### DOCUMENT EXCERPT
/---
2 restaurants located randomly any help on following question will be much appreciated.
Q. Suppose that $2$ restaurants are going to be located at a street that is $10$ km long. The location of each restaurant is chosen randomly. What is the probability that they will be located less than $5$ km apart?
Ans: $\frac 34$
Also, can we generalize this to "probability of $2$ entities located randomly over $y$ km stretch such that they are $x$ km apart"?? 
 A: A "quick and easy" route:
Think of it as placing one restaurant first and then seeing where you can place the next.
The two extremes are when you place the first restaurant in the middle (where the probability of a randomly selected position being within $5$ km is $1$) and then the first restaurant is at the edge (where the probability is $\frac{1}{2}$).
As you change the position from these two extremes, the change in the probability is linear (convince yourself if you haven't already), so you may simply take the average of the two, which is $\frac{3}{4}$.
\---
### DATA EXTRACT
/---
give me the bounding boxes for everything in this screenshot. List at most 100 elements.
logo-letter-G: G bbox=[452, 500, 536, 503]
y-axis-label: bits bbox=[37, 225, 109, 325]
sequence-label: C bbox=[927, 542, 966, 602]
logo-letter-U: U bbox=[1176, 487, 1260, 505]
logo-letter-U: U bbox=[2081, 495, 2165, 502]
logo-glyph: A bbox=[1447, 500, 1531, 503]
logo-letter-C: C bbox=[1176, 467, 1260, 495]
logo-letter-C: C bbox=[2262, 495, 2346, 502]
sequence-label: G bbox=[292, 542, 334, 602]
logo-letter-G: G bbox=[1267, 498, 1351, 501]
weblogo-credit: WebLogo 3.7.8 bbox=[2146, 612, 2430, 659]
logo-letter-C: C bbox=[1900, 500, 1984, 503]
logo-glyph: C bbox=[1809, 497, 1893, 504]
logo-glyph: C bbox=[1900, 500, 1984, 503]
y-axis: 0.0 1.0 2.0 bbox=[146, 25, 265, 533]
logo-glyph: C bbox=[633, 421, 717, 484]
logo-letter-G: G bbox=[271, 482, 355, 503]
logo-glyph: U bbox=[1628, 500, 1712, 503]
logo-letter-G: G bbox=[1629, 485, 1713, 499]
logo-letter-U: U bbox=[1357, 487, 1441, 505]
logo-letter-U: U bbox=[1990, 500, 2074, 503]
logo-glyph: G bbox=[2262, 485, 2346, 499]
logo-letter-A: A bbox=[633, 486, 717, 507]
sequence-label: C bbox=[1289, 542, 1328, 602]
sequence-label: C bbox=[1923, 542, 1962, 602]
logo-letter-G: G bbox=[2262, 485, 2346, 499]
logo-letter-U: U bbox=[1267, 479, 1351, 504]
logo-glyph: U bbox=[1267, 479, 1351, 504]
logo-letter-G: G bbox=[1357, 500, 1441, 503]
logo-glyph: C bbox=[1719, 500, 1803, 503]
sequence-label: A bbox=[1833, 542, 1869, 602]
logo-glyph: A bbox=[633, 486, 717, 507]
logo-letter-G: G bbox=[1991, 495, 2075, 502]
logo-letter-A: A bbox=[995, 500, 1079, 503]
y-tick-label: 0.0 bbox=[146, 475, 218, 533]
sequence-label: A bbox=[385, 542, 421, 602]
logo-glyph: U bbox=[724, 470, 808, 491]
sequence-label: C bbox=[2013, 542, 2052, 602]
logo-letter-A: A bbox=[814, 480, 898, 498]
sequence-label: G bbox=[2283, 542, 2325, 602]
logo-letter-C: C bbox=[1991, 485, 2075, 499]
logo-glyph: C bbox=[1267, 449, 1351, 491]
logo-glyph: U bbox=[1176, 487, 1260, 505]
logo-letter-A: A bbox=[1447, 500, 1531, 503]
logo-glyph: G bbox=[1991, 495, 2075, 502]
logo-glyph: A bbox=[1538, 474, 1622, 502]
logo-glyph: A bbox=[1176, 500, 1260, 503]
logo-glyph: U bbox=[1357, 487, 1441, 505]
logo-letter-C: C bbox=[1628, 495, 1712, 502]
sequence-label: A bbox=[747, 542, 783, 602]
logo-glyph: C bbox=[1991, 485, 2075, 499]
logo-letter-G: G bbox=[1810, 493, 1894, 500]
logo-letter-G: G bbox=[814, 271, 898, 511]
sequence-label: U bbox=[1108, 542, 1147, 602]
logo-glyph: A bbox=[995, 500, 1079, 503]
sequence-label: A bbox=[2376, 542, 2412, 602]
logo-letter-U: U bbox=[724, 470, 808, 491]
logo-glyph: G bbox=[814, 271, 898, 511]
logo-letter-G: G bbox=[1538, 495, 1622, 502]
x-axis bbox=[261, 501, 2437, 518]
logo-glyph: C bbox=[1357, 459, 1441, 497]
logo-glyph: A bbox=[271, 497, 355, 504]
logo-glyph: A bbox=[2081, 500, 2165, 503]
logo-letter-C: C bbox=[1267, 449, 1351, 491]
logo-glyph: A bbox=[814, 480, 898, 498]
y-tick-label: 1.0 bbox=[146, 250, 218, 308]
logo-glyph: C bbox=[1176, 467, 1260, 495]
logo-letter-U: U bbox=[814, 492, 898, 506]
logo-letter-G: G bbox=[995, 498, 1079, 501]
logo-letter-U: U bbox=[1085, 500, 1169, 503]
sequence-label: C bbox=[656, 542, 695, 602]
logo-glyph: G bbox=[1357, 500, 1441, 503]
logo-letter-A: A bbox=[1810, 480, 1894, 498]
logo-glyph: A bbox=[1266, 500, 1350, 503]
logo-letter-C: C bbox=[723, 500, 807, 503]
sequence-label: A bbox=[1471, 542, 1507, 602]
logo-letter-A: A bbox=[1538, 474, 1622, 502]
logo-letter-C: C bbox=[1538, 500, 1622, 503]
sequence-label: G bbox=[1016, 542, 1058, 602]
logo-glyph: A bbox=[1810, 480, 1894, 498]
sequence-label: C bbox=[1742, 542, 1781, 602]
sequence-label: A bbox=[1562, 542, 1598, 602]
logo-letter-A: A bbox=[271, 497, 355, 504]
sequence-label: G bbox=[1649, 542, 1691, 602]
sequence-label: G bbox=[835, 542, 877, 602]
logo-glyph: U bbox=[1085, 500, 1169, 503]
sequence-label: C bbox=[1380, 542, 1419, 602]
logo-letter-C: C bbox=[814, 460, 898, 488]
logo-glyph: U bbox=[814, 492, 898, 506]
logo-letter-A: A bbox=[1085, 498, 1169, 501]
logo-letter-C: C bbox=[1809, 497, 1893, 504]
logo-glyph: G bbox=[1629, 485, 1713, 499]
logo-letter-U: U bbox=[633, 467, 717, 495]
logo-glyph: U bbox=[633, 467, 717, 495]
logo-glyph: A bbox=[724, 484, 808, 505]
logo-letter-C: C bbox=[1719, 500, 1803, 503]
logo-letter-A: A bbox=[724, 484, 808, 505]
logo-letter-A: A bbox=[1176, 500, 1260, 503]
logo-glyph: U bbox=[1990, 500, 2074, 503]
\---
### PROMPT 1
In the restaurant probability text, what is the probability given for the case where the first restaurant sits at the edge of the street?
### PROMPT 2
Shorten the paragraph of the restaurant probability text that begins "The two extremes are when you place" while keeping its main facts.
The rows are not needed for anything here.

### WORKED SOLUTION 1
The probability is 1/2.

### WORKED SOLUTION 2
There are two extremes. If the first restaurant is in the middle, a randomly chosen position for the second lies within 5 km with probability 1. If the first is at the edge, that probability is 1/2.